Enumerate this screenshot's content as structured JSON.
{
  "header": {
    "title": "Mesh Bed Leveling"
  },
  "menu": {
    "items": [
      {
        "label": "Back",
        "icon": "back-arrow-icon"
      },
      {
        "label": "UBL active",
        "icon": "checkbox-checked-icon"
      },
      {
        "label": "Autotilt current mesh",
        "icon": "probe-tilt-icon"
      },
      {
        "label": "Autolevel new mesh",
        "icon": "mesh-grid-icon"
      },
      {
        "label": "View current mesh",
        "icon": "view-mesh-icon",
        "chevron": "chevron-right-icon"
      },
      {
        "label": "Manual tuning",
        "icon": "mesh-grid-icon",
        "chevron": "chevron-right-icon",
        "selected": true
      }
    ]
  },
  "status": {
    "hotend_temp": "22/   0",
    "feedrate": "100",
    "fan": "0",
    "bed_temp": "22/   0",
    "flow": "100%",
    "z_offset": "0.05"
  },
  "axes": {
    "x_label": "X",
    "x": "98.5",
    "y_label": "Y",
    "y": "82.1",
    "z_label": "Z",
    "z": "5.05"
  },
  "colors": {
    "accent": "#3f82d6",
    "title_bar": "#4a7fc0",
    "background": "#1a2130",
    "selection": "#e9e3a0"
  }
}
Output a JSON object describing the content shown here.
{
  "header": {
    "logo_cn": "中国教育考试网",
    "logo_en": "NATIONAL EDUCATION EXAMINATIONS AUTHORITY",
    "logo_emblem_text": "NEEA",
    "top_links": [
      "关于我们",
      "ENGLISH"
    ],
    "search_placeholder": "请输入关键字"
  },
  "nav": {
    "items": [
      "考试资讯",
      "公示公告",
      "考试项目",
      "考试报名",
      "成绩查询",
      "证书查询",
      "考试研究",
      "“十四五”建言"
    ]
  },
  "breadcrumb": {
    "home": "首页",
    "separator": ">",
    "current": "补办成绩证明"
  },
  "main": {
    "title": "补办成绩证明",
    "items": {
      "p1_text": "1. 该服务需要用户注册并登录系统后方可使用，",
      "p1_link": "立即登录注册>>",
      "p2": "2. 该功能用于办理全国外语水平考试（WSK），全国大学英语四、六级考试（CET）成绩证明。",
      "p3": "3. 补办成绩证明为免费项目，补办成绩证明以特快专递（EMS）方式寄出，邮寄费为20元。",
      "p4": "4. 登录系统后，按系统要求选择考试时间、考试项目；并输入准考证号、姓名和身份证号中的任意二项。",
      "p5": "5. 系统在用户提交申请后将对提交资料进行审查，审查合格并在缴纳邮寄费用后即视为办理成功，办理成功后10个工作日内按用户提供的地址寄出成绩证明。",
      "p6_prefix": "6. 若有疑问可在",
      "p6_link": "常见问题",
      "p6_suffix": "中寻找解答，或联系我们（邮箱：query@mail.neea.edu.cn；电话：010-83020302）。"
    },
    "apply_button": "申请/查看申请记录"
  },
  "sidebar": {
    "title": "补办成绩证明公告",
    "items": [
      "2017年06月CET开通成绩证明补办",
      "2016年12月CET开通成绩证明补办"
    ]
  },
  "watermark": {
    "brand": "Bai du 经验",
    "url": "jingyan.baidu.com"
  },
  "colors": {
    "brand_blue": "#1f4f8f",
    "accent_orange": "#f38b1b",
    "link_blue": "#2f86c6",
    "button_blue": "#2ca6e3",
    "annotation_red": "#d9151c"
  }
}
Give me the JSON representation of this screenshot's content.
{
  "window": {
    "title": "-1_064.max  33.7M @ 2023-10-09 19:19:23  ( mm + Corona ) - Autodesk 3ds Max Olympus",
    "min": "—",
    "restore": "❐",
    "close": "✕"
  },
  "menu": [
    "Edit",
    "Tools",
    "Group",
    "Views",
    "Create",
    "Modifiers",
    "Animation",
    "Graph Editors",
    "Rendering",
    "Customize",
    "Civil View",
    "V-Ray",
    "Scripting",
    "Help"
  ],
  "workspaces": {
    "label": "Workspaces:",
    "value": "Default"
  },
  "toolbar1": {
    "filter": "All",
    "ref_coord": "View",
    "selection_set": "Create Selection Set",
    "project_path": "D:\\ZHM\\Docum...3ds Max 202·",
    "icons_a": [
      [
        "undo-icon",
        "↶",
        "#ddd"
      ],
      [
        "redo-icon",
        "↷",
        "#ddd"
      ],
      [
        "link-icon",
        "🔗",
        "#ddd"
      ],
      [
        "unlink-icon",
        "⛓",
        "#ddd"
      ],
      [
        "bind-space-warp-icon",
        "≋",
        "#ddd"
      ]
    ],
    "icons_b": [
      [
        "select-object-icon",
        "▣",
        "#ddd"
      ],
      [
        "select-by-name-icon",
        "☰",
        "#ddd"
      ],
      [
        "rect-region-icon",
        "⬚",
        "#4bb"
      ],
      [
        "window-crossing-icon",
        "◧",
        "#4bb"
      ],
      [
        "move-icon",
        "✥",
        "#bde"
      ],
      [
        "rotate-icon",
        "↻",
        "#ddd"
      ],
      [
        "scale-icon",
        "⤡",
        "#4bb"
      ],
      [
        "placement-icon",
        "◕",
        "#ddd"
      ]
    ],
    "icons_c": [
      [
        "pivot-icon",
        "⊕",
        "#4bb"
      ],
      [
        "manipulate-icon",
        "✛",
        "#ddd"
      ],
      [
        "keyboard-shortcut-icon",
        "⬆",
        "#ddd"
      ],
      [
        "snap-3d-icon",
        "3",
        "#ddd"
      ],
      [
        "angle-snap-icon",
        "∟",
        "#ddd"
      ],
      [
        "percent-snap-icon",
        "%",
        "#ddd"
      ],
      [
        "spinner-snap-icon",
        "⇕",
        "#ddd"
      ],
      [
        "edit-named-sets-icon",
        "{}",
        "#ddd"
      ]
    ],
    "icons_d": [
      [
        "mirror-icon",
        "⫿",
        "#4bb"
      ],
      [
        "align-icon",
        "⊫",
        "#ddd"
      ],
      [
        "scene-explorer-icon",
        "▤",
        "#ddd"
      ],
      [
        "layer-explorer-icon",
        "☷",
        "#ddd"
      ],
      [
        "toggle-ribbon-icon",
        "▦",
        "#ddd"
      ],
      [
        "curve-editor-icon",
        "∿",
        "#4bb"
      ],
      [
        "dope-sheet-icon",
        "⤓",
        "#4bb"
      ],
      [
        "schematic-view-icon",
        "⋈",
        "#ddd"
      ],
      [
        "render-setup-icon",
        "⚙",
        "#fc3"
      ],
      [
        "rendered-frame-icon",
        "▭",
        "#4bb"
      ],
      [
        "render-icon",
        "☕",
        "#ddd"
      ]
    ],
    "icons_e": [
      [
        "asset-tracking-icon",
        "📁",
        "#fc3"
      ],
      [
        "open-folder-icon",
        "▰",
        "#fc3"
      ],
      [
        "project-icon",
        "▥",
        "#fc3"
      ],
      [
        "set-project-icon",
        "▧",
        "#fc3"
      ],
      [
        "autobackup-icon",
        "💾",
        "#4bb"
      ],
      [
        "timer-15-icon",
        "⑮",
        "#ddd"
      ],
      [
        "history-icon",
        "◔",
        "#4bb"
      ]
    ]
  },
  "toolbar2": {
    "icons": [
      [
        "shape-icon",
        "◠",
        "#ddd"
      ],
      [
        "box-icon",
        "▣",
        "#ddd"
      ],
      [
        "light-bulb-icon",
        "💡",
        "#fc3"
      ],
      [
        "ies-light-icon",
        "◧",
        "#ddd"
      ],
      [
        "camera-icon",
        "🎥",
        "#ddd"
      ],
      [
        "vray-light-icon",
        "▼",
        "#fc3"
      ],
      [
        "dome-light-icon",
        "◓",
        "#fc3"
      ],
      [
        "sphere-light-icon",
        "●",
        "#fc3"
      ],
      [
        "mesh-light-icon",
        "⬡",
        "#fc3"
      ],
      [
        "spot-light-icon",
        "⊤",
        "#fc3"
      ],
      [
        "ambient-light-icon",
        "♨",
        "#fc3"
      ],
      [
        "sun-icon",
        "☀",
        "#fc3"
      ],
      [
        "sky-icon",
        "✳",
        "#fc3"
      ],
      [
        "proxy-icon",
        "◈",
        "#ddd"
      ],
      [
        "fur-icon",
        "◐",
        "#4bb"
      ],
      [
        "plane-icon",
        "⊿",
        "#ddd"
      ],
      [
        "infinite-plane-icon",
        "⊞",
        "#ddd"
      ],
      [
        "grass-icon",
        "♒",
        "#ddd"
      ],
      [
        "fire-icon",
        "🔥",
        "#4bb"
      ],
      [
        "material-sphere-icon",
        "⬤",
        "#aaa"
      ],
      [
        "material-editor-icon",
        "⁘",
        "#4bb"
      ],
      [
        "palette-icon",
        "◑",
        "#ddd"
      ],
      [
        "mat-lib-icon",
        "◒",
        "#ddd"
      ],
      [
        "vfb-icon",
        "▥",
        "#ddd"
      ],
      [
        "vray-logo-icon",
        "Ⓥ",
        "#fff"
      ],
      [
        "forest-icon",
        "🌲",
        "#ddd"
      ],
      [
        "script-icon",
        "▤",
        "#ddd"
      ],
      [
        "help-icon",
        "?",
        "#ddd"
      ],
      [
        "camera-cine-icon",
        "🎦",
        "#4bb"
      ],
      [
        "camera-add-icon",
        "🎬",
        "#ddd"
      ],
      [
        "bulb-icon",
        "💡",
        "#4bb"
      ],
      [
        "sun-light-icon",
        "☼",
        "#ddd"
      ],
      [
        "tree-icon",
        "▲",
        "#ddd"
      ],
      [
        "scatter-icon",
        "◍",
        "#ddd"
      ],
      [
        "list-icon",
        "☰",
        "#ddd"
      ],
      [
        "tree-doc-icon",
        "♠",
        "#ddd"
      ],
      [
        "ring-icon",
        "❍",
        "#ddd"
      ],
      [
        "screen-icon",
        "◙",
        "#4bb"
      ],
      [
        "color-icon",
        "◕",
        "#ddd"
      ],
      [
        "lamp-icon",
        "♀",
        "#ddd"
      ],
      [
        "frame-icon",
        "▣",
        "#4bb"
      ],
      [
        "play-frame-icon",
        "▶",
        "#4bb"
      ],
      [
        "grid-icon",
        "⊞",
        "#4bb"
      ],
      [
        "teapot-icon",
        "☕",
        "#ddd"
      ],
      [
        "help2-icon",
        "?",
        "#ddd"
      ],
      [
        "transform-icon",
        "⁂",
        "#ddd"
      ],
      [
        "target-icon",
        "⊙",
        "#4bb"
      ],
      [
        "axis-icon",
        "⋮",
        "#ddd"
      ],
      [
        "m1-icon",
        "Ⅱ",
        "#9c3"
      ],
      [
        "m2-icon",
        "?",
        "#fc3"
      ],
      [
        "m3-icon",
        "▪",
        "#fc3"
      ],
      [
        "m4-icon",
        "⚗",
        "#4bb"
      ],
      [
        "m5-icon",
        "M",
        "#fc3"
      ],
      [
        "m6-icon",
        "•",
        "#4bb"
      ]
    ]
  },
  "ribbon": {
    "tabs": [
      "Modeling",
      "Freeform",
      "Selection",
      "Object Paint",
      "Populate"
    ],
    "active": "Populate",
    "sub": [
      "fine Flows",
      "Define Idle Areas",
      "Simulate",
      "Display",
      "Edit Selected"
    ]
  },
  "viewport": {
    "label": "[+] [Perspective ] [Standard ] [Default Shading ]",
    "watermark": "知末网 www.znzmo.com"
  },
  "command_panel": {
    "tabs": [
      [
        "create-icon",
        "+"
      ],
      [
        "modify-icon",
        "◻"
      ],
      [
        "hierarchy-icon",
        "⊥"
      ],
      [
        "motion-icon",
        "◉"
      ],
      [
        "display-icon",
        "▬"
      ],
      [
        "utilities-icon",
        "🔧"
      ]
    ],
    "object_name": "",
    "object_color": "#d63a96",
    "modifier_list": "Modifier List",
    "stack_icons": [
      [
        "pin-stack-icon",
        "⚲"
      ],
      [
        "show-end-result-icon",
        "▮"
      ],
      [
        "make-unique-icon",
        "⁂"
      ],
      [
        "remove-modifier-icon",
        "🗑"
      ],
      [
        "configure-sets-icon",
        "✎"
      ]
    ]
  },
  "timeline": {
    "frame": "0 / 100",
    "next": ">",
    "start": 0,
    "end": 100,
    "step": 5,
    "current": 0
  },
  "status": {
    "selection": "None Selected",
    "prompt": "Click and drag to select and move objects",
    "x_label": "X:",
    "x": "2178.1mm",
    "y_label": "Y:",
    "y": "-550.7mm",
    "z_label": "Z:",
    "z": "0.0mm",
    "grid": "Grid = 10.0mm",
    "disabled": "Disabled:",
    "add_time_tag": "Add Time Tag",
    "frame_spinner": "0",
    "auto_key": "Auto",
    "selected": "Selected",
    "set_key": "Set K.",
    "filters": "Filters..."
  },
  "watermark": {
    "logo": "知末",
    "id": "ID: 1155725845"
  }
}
☆ ☆ ☆
### Work to be completed:
Pick out each line in the material containing "content".

### Exercise solution:
Enumerate this screenshot's content as structured JSON.
Output a JSON object describing the content shown here.
Give me the JSON representation of this screenshot's content.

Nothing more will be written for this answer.